* Instructions for the task
Search the material for the string "سفيان", then return every line where it is found.

* Records shown
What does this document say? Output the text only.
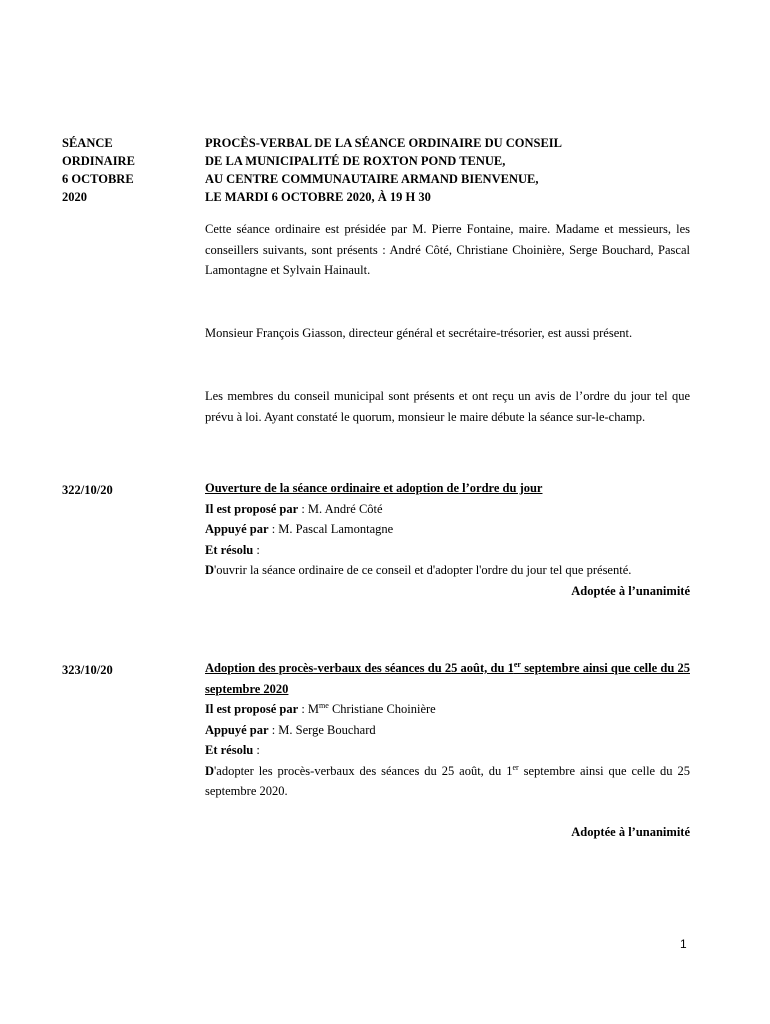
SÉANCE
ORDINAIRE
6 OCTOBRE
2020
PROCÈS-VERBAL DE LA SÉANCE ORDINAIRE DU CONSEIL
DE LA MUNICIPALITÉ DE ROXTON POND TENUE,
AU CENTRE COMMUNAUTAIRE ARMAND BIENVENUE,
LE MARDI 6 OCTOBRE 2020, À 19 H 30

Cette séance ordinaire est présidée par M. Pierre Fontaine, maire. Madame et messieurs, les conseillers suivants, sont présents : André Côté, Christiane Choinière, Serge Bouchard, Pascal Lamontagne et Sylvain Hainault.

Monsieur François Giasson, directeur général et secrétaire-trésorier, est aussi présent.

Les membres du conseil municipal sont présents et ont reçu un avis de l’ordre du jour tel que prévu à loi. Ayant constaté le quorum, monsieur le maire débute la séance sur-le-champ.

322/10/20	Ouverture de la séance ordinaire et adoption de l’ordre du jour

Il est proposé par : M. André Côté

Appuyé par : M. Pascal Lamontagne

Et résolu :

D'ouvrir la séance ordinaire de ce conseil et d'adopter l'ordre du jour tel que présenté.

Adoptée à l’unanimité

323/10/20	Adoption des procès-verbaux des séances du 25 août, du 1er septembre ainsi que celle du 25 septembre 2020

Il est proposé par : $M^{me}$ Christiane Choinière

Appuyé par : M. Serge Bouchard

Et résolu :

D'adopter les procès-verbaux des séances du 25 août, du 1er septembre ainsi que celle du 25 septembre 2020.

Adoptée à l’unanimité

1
--
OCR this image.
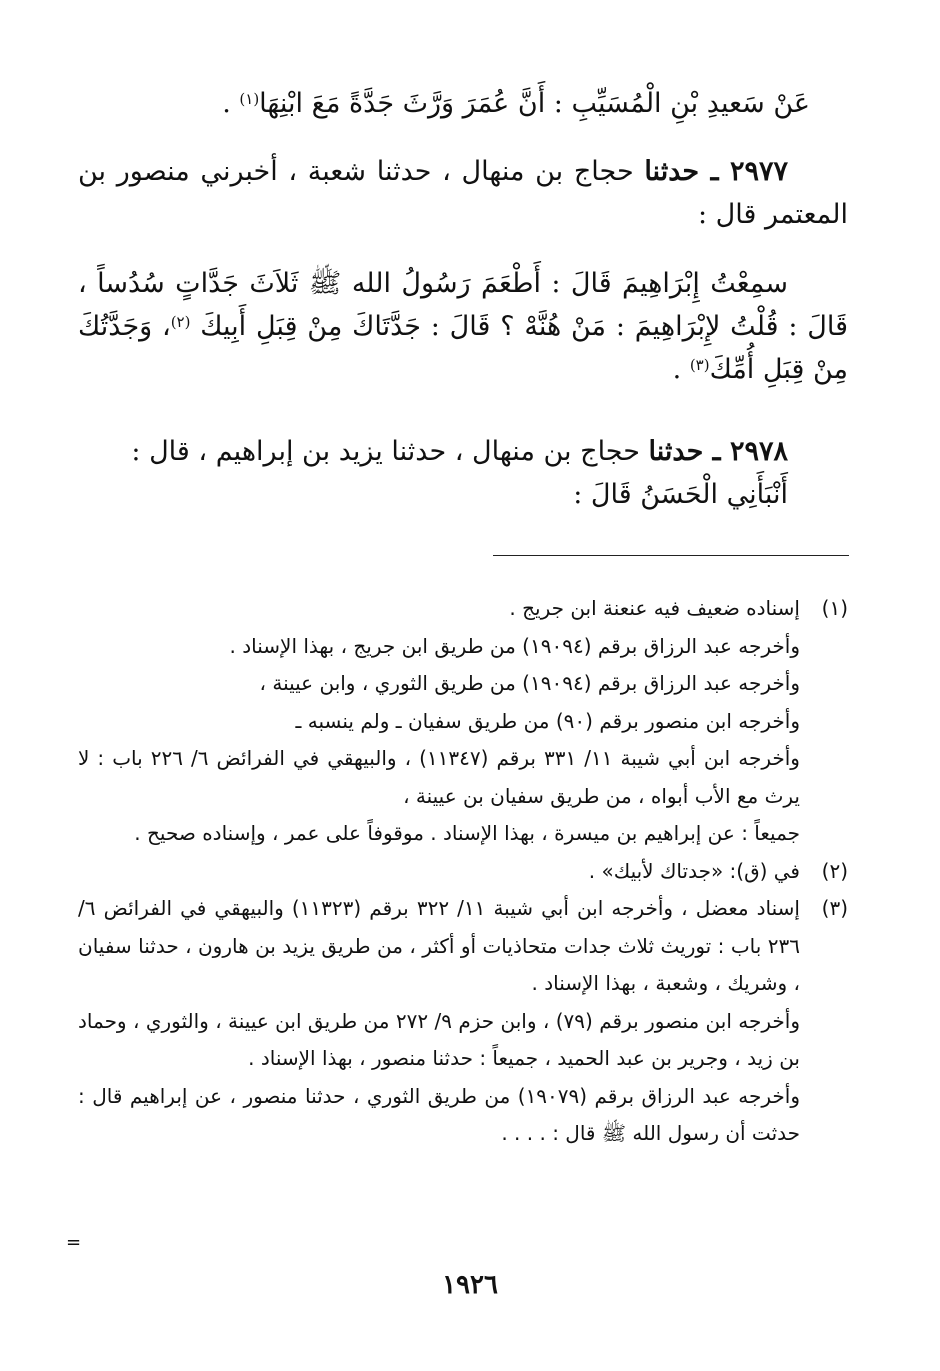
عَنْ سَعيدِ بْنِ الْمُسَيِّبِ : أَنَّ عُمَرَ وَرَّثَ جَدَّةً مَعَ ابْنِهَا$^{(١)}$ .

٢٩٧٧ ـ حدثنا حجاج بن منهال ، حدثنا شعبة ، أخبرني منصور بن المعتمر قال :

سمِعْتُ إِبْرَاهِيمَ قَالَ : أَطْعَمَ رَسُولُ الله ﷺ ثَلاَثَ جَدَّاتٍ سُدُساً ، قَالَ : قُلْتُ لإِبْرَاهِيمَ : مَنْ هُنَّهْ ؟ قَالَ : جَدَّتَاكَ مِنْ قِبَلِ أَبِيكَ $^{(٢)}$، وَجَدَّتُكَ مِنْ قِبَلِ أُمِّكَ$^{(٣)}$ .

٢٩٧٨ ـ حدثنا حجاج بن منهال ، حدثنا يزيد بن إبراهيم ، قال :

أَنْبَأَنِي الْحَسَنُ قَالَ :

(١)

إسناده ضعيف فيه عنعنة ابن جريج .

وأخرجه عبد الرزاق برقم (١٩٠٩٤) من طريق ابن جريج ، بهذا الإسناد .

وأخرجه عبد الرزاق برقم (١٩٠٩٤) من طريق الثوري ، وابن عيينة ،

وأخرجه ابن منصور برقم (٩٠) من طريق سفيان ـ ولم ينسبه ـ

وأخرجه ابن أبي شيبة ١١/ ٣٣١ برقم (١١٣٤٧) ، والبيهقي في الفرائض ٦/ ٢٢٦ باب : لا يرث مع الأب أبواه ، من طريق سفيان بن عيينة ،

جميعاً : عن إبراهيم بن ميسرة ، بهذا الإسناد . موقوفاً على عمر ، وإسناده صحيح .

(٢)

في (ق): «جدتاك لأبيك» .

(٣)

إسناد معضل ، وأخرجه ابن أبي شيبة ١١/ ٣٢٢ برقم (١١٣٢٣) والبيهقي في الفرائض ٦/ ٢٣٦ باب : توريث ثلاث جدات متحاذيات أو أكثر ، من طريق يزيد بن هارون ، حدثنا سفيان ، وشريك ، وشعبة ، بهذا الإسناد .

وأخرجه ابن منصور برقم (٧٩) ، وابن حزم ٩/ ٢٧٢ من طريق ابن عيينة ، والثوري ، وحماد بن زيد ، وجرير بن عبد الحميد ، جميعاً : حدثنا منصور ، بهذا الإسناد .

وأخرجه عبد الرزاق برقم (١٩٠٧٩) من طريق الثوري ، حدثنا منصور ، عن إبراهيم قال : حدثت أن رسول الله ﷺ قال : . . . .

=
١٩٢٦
...
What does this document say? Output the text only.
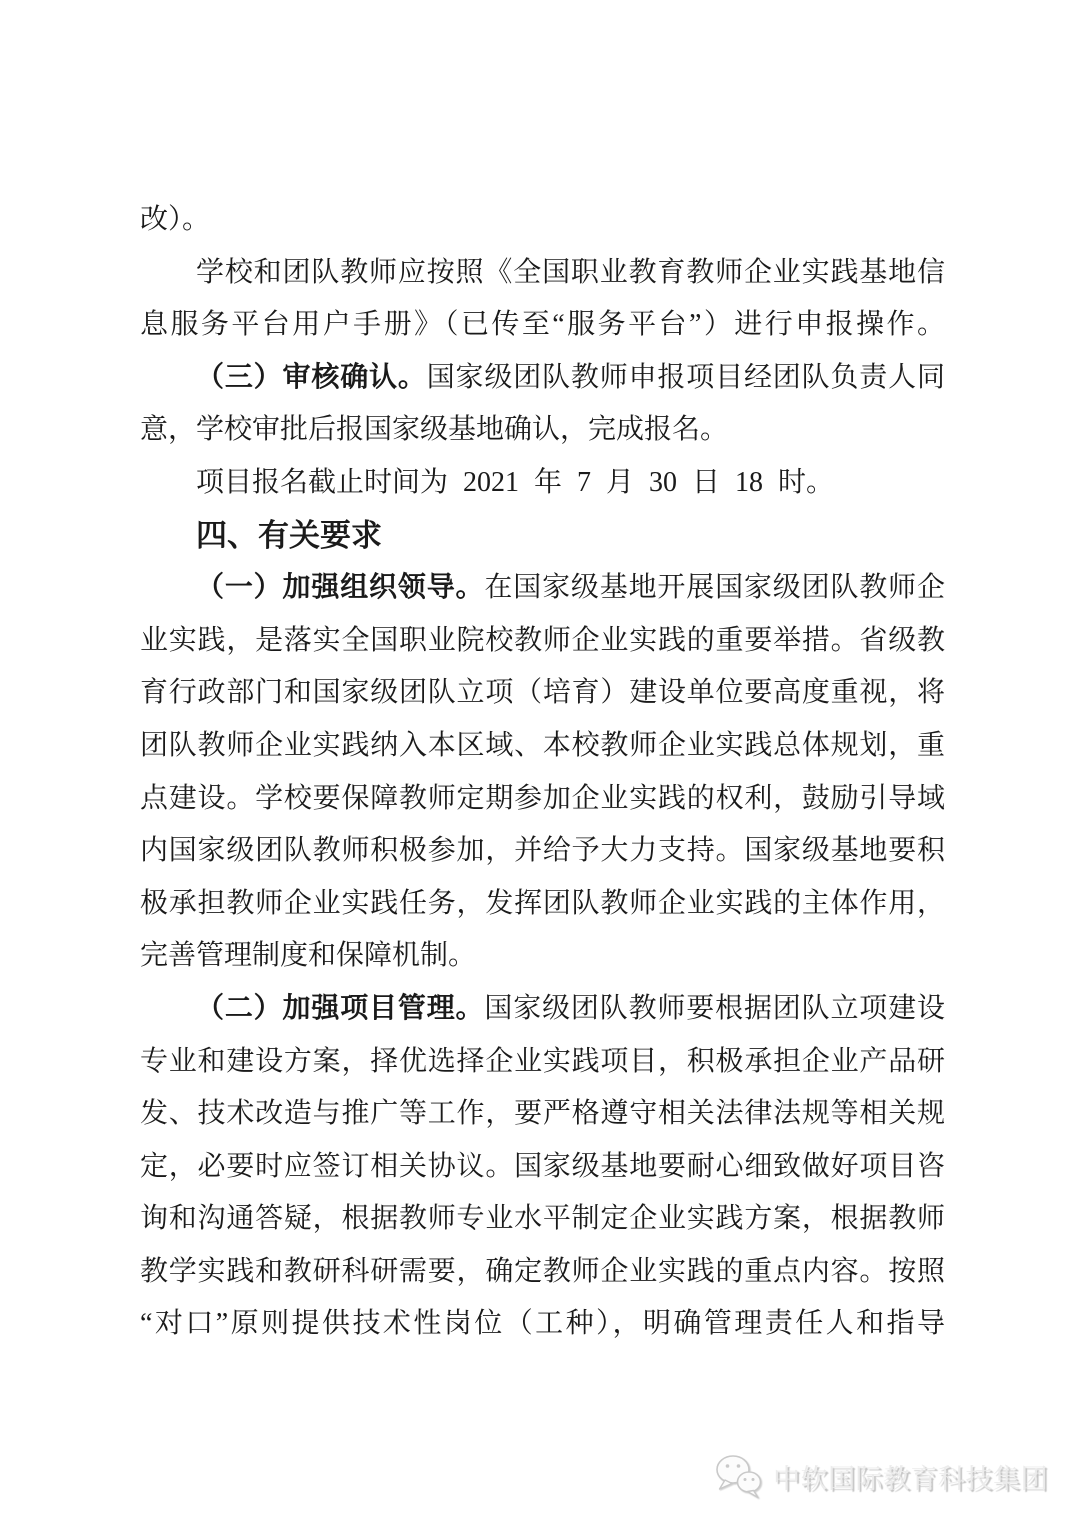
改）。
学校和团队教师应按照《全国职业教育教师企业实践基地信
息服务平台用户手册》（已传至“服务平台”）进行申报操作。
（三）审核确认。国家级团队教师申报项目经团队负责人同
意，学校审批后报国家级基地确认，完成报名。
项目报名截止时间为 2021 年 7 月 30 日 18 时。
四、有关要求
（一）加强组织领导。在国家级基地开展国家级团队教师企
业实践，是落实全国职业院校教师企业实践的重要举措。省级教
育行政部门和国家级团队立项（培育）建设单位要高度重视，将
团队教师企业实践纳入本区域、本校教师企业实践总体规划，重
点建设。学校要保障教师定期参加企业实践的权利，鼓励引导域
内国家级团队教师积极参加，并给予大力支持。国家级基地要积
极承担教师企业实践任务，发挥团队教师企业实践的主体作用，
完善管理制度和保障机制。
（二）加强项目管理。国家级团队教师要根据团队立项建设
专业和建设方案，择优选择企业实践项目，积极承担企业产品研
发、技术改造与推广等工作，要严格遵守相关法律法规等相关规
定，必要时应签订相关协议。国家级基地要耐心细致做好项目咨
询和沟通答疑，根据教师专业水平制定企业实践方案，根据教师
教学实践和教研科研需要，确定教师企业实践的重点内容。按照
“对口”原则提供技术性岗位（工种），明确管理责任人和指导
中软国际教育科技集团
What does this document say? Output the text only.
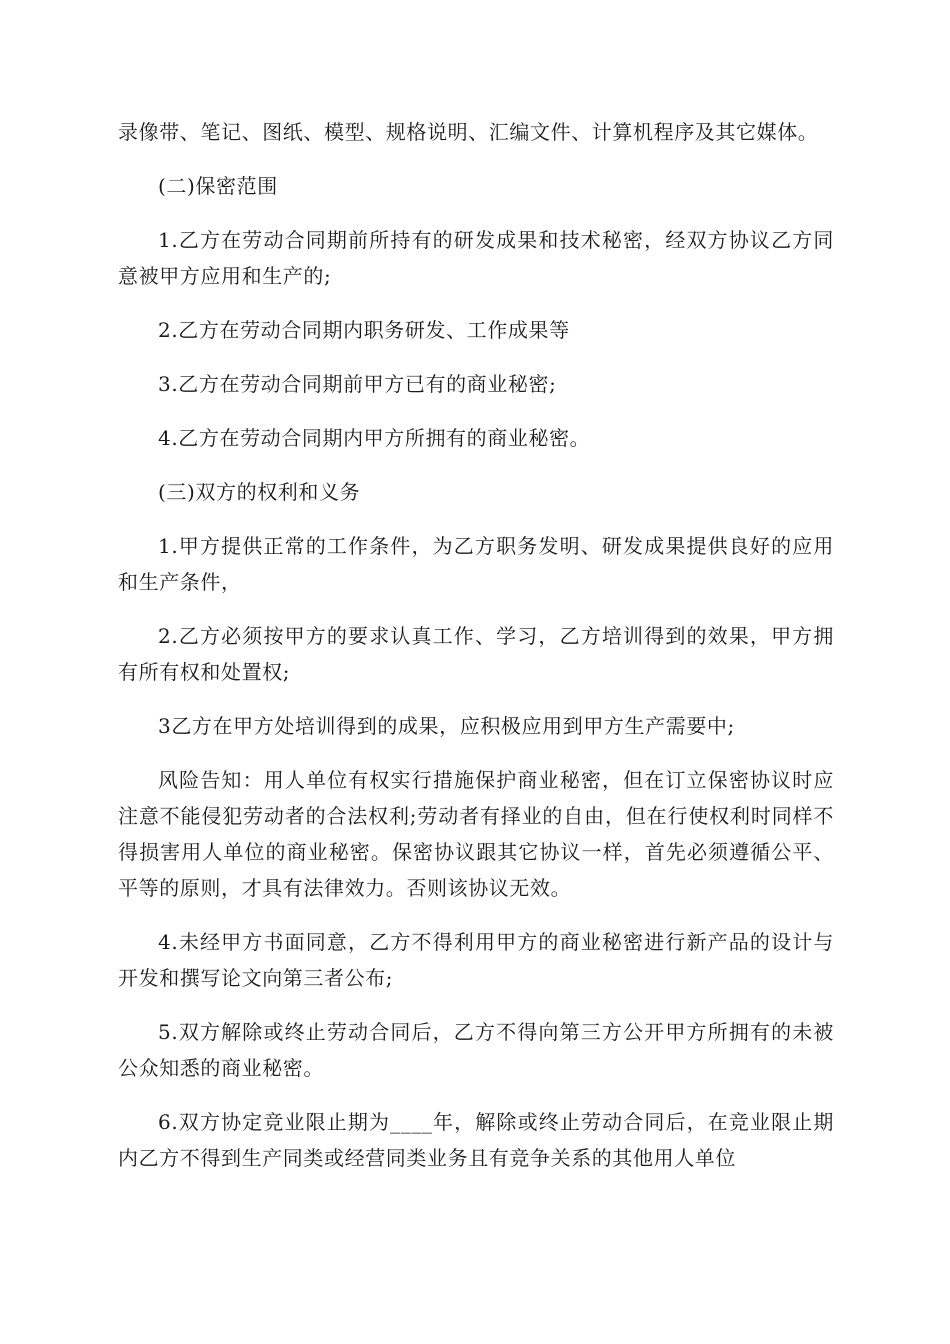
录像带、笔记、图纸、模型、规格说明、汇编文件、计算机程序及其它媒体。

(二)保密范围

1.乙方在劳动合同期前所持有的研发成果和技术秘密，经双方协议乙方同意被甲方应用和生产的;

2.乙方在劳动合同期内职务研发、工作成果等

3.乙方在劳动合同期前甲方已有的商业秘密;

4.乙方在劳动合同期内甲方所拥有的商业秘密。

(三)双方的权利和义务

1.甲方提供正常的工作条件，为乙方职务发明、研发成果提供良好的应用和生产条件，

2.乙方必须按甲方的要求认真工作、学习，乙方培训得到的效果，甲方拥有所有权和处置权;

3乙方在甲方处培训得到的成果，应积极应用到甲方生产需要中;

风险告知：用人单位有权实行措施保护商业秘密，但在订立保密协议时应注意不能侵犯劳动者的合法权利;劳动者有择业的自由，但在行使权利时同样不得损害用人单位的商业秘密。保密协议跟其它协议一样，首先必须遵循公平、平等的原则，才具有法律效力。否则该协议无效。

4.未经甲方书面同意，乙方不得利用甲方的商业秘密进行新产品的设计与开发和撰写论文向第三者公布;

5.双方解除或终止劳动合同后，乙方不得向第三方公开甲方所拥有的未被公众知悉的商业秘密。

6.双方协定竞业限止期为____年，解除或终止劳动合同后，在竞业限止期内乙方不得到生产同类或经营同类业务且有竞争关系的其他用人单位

* Exercise result
وأخرجه ابن منصور برقم (٩٠) من طريق سفيان ـ ولم ينسبه ـ
وأخرجه ابن أبي شيبة ١١/ ٣٣١ برقم (١١٣٤٧) ، والبيهقي في الفرائض ٦/ ٢٢٦ باب : لا يرث مع الأب أبواه ، من طريق سفيان بن عيينة ،
إسناد معضل ، وأخرجه ابن أبي شيبة ١١/ ٣٢٢ برقم (١١٣٢٣) والبيهقي في الفرائض ٦/ ٢٣٦ باب : توريث ثلاث جدات متحاذيات أو أكثر ، من طريق يزيد بن هارون ، حدثنا سفيان ، وشريك ، وشعبة ، بهذا الإسناد .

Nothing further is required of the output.